>> begin

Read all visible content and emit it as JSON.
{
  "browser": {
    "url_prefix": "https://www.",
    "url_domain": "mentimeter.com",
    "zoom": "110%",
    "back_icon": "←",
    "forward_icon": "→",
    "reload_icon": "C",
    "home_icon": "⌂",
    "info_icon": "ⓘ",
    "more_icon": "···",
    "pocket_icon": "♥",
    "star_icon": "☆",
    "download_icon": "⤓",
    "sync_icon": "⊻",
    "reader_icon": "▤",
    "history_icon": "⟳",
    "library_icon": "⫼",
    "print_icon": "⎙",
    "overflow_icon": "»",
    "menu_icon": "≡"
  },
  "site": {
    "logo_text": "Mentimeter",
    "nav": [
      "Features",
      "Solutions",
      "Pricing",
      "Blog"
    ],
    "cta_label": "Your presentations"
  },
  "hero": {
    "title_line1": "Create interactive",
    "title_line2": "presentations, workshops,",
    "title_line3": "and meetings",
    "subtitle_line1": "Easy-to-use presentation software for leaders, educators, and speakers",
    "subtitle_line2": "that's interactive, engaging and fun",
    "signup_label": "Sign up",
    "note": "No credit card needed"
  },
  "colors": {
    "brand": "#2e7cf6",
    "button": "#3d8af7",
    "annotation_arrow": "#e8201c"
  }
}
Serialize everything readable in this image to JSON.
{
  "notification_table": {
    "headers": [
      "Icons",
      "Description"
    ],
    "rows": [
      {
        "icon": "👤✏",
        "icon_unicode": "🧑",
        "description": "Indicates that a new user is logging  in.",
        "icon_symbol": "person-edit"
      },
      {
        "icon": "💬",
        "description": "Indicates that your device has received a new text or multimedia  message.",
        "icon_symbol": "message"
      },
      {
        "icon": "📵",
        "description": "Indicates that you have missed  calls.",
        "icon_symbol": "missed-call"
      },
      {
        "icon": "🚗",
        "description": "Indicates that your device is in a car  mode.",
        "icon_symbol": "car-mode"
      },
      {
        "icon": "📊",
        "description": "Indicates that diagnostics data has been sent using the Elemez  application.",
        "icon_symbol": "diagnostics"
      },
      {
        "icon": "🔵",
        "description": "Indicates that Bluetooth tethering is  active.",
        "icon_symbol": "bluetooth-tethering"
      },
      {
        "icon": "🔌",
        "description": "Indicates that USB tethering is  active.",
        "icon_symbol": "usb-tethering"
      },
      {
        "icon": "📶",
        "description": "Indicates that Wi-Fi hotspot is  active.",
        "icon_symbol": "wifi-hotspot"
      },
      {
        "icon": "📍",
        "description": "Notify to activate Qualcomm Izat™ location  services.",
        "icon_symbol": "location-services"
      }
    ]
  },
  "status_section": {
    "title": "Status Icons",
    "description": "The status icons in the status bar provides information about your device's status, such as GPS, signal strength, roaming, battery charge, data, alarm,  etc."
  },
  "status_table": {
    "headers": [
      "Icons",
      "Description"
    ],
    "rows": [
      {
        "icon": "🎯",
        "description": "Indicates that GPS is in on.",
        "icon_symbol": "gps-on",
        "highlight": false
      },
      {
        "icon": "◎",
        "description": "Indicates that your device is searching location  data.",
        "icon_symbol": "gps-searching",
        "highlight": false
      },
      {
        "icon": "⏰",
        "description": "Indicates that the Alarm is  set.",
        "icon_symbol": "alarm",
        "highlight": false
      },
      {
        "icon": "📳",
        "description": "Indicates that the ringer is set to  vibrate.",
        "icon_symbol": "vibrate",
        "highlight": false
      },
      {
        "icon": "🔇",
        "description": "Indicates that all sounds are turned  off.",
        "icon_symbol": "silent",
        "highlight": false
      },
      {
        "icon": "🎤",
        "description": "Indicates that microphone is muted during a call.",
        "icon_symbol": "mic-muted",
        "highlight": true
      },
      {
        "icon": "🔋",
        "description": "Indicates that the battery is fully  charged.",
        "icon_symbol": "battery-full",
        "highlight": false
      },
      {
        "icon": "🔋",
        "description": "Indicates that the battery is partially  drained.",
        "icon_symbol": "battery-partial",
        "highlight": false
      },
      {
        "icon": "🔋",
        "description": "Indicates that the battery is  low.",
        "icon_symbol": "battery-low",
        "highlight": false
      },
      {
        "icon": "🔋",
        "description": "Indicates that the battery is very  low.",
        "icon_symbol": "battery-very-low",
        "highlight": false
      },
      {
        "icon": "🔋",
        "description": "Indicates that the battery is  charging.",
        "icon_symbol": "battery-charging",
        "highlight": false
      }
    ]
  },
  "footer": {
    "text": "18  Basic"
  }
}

>> end

REQUIRED WORK:
From the data above, copy each line where the string "services" appears.

WRITTEN ANSWER:
        "description": "Notify to activate Qualcomm Izat™ location  services.",
        "icon_symbol": "location-services"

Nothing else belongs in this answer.